Say how many lines in the records include the string "JSON", adding no other words.

RECORD EXTRACTS:

·····

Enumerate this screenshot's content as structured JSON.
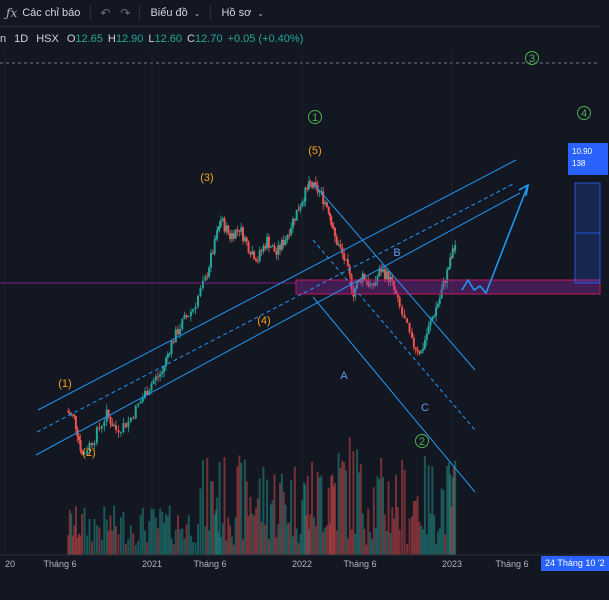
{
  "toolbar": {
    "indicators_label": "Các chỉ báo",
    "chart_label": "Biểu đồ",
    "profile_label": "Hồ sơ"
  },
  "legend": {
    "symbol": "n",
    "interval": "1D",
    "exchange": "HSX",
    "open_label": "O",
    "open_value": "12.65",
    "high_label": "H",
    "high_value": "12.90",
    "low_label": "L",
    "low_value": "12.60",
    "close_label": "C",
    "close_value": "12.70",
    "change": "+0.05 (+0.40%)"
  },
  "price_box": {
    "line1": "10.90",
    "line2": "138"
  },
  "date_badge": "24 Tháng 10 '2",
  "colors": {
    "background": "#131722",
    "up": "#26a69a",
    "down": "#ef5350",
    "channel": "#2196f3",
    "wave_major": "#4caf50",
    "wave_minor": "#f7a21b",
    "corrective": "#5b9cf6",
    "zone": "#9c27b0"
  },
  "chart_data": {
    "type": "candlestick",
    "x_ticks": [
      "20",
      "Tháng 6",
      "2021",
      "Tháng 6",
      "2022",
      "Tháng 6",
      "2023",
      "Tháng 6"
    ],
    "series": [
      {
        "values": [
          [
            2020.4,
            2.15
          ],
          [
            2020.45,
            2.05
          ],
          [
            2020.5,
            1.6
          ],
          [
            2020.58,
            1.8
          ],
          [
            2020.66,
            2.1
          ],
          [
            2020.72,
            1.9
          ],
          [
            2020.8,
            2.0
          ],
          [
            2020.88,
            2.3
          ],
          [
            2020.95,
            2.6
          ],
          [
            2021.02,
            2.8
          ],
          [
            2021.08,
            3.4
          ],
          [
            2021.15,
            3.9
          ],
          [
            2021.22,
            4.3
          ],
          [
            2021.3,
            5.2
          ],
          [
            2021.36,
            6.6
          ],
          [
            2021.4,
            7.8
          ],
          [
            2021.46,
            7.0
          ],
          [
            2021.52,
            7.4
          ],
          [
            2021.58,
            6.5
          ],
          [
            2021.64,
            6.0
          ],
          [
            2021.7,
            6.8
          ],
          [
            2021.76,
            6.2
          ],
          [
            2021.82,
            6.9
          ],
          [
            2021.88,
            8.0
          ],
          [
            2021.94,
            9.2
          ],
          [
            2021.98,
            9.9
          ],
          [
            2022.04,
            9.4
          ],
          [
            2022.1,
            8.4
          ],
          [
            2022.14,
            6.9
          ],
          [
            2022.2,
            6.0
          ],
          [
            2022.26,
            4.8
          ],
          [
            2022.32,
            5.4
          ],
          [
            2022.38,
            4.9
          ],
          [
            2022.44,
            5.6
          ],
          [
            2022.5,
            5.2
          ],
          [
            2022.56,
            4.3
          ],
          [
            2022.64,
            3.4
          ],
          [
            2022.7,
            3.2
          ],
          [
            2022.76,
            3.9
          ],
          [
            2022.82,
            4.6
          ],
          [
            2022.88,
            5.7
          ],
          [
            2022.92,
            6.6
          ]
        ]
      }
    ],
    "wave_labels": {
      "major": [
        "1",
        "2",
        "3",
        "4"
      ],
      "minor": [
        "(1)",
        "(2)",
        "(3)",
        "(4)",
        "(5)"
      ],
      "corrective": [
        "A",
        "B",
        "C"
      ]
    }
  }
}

·····

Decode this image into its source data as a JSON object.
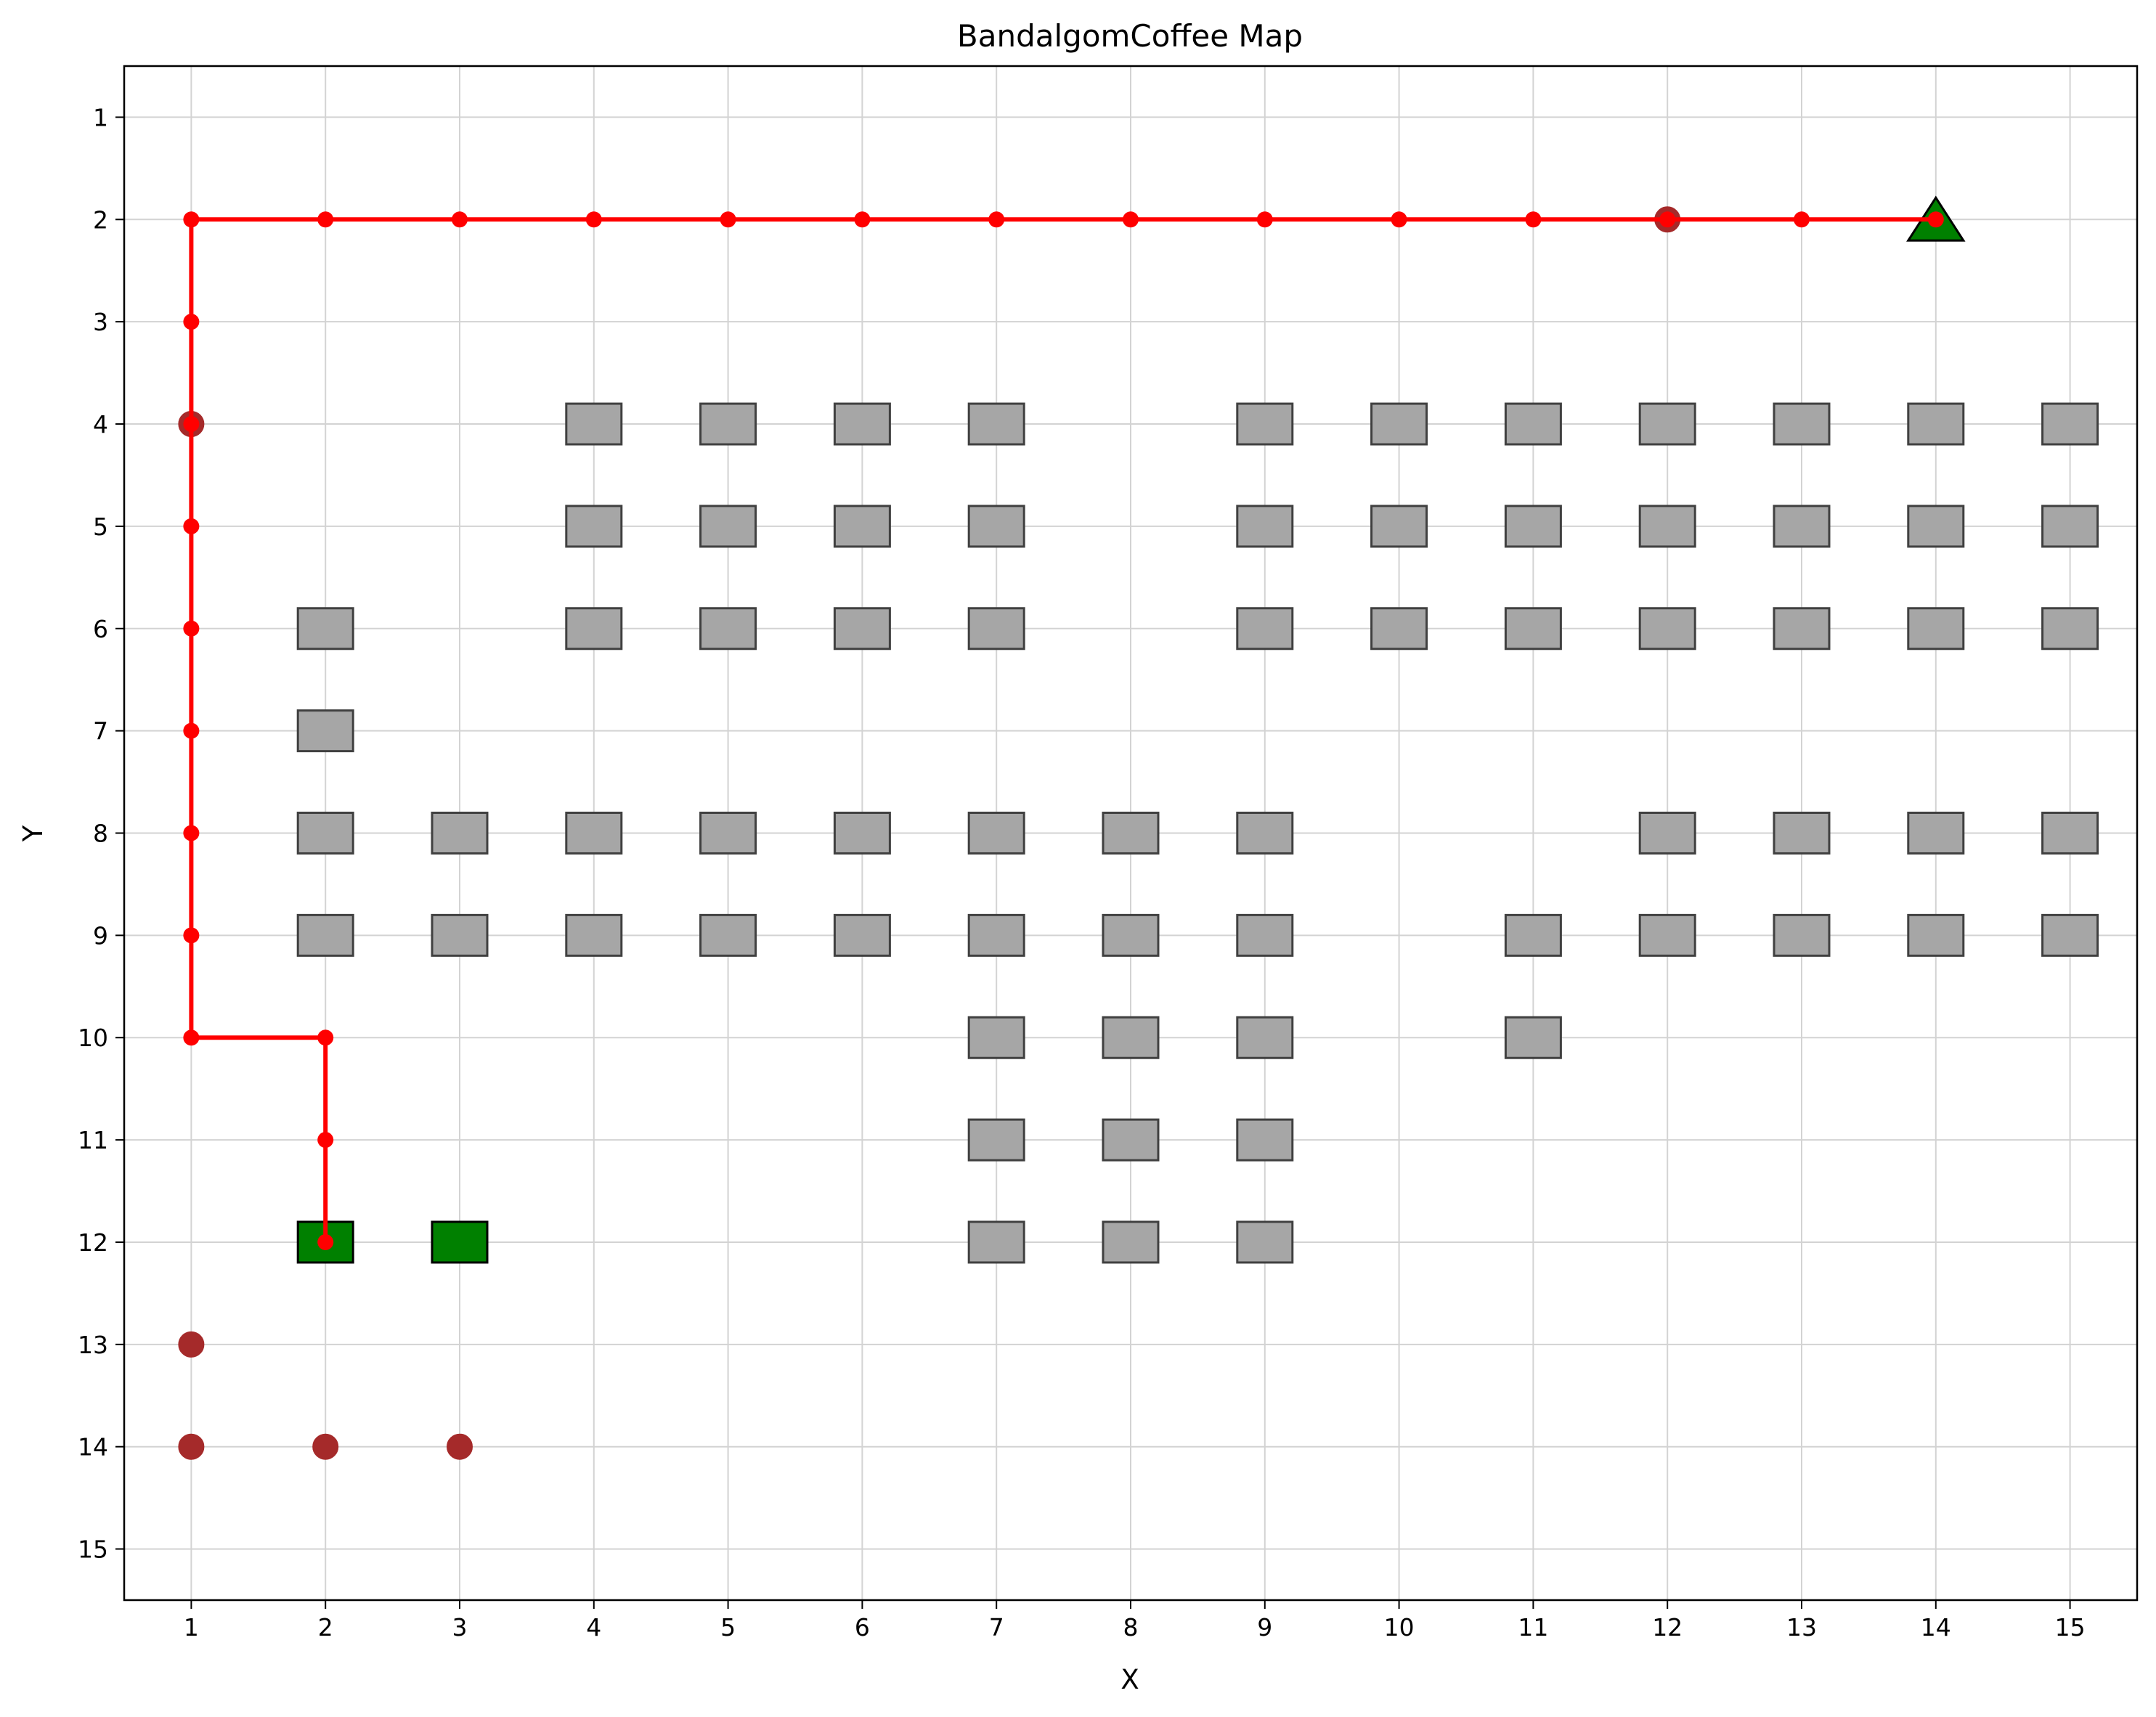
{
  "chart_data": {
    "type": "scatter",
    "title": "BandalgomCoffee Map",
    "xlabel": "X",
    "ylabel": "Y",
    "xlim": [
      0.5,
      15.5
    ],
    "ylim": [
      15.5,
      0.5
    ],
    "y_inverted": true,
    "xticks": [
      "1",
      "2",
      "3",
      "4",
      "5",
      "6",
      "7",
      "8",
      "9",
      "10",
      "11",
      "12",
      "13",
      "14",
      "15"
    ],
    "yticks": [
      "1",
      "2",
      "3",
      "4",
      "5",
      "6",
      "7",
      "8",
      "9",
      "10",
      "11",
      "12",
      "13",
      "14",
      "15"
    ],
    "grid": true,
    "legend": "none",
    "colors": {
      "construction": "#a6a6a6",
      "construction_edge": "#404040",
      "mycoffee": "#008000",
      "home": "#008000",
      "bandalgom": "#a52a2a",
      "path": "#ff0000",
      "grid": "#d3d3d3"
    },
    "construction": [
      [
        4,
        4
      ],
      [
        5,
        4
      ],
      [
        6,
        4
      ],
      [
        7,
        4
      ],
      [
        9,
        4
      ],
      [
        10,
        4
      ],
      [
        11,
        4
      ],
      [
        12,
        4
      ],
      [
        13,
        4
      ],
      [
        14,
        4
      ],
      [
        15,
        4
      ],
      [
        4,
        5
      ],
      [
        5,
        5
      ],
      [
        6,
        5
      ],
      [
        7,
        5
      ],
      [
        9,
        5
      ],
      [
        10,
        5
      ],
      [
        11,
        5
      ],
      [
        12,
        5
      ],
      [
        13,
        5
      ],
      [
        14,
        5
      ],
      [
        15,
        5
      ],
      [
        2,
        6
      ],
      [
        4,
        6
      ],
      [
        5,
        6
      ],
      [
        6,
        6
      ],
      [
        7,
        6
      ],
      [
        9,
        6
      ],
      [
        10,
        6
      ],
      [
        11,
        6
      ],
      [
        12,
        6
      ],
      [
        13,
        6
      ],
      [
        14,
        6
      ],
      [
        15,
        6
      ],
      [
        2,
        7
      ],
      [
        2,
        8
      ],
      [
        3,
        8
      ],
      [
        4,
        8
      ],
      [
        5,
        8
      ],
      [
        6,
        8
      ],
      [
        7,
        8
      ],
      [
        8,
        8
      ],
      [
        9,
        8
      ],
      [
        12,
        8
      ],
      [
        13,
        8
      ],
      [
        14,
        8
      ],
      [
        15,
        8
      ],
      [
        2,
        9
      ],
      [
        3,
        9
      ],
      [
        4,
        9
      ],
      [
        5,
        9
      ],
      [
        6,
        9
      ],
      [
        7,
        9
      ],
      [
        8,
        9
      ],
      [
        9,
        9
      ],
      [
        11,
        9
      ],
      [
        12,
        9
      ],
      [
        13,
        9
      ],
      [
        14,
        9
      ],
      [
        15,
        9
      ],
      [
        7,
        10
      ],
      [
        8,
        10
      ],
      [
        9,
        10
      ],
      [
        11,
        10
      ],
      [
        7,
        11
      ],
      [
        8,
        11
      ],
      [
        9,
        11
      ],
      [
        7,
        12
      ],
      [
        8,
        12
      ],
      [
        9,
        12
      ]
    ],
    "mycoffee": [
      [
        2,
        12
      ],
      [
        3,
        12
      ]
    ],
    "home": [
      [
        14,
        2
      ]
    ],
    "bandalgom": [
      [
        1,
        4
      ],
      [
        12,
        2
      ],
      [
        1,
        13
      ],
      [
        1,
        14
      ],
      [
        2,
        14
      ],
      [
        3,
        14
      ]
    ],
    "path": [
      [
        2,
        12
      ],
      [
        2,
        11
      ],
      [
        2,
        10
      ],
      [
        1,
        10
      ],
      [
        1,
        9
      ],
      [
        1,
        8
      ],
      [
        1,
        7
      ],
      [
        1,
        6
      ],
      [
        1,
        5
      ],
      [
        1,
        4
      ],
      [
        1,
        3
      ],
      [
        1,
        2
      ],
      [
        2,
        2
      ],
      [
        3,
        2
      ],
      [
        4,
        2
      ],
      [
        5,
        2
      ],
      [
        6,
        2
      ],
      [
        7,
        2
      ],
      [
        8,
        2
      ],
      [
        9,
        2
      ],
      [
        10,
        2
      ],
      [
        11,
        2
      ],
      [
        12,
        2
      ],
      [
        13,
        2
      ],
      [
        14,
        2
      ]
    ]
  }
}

·····

ANSWER TO THE PROBLEM:
2